╭──

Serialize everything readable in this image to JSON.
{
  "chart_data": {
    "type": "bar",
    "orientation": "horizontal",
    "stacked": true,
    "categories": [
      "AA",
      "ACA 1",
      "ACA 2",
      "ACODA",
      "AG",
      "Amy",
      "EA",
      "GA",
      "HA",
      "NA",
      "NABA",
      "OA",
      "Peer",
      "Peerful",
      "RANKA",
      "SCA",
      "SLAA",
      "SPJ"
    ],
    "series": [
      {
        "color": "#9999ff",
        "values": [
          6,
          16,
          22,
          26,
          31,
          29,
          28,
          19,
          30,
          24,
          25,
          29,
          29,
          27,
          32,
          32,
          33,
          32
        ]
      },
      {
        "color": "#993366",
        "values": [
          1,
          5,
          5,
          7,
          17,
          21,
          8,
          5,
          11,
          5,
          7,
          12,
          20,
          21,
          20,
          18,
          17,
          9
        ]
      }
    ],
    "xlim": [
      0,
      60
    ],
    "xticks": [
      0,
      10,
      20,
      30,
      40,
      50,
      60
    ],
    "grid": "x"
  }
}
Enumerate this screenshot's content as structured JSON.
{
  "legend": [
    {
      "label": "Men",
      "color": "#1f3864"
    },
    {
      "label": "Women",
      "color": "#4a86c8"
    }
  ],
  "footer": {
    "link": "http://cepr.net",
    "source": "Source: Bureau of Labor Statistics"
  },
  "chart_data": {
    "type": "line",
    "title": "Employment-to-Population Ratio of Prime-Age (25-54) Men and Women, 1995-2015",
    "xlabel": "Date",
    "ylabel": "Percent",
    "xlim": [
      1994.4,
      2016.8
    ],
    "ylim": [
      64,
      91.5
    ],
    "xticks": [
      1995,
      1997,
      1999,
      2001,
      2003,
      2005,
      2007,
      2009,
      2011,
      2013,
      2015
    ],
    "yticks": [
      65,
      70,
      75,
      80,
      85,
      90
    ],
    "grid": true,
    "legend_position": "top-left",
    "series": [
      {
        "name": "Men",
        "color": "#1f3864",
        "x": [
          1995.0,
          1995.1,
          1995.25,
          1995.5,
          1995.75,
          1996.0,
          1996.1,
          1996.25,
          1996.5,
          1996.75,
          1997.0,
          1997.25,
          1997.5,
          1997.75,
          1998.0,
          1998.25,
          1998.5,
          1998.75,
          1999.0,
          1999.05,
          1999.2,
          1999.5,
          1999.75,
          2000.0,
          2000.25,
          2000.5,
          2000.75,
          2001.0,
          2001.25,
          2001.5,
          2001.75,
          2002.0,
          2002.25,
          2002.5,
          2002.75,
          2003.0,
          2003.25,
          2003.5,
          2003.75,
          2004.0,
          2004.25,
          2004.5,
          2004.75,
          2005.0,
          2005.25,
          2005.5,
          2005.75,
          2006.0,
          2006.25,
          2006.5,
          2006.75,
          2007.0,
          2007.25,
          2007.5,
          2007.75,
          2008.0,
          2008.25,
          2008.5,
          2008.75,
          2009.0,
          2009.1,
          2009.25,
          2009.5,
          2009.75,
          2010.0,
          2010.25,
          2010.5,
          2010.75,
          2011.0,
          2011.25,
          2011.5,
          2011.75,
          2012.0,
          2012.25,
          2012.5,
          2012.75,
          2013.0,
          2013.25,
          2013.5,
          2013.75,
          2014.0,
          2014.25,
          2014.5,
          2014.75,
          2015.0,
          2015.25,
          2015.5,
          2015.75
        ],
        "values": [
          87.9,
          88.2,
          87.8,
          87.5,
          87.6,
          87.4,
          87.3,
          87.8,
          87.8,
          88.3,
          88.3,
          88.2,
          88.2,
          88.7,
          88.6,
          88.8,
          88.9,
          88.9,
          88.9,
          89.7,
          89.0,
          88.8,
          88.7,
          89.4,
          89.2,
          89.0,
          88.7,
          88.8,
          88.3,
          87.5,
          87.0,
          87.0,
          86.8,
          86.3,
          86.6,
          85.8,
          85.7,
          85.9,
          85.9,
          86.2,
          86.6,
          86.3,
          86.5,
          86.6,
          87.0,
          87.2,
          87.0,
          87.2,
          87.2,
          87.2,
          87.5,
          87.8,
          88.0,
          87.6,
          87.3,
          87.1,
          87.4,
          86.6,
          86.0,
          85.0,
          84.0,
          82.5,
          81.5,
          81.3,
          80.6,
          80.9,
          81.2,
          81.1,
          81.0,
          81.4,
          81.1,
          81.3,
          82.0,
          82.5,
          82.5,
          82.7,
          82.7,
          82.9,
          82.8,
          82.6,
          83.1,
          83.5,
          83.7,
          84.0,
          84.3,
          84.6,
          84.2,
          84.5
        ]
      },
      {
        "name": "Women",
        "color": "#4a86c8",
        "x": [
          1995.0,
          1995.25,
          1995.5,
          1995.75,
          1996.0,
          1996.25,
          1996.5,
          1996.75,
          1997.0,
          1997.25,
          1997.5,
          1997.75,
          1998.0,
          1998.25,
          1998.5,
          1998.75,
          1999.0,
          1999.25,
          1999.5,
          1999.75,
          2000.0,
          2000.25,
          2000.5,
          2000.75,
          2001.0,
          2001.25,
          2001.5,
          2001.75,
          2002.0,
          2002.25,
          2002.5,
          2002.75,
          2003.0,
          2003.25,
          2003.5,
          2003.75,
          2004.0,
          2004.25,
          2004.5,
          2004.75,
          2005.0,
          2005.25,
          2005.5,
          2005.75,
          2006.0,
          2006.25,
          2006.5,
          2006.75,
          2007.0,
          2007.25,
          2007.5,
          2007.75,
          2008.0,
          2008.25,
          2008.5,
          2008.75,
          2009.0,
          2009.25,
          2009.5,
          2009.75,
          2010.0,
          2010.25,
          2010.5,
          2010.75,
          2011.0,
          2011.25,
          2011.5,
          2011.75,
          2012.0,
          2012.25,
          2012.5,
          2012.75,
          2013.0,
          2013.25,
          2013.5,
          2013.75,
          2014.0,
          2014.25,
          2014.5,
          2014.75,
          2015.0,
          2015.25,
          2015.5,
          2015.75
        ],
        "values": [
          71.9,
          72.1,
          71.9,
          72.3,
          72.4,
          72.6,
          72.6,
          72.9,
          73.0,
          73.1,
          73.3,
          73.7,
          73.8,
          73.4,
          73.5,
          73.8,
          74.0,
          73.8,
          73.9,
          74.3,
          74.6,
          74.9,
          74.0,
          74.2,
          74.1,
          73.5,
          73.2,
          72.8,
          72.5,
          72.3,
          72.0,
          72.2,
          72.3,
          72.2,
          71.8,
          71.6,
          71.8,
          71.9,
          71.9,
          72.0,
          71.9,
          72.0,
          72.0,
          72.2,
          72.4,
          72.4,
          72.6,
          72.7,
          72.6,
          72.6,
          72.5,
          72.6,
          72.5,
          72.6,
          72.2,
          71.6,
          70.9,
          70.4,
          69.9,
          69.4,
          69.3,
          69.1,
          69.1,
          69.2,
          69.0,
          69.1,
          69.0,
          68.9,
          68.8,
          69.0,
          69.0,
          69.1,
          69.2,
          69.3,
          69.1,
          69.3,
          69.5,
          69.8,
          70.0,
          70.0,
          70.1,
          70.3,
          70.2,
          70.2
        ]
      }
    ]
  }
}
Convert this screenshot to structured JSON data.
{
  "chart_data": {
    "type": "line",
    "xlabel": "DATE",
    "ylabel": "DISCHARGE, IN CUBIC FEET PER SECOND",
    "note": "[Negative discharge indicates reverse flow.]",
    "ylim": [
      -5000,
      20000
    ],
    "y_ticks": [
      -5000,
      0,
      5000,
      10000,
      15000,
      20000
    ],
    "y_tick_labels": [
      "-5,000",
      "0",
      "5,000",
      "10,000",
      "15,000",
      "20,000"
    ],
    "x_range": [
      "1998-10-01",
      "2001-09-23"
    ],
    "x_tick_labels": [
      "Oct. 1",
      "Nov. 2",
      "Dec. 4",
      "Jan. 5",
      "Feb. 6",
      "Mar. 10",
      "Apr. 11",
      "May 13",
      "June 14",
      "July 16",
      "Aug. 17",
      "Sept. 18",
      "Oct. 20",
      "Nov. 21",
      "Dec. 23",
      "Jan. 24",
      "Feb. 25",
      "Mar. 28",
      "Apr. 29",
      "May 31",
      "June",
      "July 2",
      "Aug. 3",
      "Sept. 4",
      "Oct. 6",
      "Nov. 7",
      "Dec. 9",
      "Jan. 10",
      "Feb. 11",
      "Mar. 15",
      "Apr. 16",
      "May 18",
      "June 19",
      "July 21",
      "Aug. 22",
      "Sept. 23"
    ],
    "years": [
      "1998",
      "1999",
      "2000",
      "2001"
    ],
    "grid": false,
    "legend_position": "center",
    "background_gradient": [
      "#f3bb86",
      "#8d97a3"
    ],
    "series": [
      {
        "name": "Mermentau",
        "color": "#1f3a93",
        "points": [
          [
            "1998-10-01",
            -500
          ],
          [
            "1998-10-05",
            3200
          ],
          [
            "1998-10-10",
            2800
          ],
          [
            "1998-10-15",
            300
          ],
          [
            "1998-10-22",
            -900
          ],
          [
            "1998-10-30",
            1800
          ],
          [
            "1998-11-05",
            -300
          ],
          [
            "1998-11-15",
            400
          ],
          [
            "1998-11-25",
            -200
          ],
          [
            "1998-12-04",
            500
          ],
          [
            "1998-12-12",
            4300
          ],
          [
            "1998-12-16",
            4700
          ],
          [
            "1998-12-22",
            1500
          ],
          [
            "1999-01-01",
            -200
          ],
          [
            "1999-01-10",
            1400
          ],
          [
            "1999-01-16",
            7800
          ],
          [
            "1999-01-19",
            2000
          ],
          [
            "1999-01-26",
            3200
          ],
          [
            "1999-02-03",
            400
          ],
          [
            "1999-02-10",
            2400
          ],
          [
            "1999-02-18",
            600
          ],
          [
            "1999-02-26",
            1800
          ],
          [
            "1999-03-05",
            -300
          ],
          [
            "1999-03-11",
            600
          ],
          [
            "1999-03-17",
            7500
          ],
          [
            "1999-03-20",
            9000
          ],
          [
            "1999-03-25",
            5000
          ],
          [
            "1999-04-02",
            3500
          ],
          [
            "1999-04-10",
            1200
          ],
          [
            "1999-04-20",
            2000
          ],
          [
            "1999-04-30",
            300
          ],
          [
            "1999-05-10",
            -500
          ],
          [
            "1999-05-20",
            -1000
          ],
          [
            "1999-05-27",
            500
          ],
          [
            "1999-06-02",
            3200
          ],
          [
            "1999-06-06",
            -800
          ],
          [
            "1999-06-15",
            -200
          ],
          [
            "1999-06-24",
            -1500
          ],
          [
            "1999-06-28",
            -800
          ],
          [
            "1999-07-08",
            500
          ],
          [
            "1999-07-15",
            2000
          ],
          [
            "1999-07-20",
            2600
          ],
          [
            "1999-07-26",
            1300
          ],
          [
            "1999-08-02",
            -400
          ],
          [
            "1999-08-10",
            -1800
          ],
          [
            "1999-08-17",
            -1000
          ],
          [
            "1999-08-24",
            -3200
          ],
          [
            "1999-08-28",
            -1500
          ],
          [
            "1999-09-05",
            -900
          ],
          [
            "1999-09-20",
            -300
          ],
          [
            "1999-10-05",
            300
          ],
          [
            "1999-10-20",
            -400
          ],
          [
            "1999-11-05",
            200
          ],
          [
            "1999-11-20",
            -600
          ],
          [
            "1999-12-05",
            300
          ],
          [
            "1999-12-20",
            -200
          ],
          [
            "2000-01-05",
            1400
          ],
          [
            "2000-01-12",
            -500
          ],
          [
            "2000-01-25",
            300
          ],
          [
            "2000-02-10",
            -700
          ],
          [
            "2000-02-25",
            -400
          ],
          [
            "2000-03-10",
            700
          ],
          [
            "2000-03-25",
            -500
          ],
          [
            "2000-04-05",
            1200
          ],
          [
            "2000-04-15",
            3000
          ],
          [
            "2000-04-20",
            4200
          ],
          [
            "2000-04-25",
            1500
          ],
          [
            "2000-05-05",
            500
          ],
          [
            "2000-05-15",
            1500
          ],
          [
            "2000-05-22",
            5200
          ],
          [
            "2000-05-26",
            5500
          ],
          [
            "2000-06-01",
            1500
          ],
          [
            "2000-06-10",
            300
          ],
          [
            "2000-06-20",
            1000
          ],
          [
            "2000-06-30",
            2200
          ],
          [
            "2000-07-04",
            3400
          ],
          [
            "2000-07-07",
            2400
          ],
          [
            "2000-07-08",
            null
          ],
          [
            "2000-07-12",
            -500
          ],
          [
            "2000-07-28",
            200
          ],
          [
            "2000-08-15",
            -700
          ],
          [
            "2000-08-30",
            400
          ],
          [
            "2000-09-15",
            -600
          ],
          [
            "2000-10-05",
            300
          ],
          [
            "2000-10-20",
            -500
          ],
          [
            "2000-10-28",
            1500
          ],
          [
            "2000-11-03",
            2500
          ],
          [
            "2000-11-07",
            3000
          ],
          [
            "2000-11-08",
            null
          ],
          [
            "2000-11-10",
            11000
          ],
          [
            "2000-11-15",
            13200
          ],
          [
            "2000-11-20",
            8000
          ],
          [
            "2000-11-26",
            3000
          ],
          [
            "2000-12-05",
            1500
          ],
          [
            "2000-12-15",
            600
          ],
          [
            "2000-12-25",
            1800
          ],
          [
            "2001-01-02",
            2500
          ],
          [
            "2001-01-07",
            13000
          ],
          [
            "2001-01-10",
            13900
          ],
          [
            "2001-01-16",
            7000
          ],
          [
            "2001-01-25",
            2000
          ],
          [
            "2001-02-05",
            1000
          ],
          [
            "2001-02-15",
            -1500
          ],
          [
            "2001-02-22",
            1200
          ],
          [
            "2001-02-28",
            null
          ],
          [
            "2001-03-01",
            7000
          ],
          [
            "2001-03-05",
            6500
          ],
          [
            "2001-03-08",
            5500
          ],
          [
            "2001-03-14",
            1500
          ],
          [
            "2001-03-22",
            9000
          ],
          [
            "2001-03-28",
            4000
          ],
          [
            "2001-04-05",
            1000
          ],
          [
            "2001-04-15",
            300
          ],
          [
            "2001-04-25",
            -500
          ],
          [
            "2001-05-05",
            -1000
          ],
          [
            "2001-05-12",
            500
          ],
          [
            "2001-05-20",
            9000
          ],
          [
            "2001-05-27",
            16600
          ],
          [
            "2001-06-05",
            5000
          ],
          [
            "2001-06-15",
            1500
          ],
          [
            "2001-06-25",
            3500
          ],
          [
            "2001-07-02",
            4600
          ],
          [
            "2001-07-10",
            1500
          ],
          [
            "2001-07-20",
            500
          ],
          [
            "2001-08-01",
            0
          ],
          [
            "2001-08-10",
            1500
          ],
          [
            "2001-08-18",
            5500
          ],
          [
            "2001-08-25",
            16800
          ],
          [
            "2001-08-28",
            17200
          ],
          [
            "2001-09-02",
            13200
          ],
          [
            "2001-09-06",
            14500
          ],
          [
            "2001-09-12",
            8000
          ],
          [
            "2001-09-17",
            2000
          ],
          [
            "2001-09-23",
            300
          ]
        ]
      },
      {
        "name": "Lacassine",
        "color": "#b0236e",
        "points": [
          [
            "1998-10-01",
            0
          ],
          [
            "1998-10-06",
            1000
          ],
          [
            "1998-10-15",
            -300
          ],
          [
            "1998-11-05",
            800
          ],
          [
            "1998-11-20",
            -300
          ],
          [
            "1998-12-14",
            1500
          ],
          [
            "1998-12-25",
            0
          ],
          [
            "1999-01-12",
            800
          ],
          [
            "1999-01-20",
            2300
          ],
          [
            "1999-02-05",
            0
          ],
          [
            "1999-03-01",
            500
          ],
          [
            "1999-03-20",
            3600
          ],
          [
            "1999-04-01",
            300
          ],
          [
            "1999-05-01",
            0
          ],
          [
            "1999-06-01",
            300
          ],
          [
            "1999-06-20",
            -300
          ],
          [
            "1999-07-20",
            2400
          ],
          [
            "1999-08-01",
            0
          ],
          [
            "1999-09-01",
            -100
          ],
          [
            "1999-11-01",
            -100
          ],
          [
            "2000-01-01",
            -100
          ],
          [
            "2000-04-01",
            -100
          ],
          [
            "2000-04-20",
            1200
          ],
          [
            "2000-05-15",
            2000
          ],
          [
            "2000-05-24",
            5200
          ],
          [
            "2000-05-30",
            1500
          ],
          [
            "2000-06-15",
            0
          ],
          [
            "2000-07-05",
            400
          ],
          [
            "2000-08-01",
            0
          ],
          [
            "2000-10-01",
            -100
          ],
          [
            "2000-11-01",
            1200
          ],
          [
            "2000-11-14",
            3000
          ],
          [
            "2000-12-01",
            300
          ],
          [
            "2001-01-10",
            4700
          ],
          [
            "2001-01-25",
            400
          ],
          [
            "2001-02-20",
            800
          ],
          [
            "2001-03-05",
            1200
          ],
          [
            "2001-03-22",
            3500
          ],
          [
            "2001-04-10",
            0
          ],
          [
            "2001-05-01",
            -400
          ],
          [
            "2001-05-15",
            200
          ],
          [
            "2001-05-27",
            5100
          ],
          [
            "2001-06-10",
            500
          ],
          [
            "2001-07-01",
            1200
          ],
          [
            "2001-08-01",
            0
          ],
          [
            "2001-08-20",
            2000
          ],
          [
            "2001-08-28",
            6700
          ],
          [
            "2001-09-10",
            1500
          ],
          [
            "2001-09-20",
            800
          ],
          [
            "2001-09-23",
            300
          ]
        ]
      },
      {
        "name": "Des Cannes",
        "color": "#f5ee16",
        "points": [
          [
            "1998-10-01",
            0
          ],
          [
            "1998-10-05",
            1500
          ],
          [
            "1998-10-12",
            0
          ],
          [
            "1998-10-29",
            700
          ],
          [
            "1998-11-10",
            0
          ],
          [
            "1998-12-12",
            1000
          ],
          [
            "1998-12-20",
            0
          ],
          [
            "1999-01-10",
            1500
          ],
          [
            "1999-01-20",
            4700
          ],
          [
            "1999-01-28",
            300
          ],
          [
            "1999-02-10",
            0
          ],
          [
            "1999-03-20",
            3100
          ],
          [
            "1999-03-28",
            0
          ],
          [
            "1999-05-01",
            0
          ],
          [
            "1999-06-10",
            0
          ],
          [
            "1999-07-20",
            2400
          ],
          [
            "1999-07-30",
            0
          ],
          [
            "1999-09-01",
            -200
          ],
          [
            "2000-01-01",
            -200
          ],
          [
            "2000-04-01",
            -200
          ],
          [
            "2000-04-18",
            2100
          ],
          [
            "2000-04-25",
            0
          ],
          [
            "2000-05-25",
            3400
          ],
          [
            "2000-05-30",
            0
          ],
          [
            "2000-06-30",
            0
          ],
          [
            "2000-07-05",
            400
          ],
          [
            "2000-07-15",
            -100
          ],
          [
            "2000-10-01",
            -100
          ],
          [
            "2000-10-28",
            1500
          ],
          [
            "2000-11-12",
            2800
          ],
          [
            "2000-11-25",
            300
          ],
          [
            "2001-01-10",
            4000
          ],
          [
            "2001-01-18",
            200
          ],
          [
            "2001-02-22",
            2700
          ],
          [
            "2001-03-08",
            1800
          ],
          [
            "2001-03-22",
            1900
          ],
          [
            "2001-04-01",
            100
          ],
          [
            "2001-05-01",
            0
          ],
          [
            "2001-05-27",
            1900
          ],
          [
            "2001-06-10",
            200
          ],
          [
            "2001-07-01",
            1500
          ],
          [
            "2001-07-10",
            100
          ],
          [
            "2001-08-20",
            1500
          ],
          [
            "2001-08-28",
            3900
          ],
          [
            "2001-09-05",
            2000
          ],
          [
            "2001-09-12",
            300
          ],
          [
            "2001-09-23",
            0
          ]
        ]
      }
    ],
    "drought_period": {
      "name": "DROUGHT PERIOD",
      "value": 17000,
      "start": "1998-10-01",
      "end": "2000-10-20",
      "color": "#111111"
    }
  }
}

╰──

# Set task
Answer with one number: how many lines in the listing hold "structured".

# Final result
2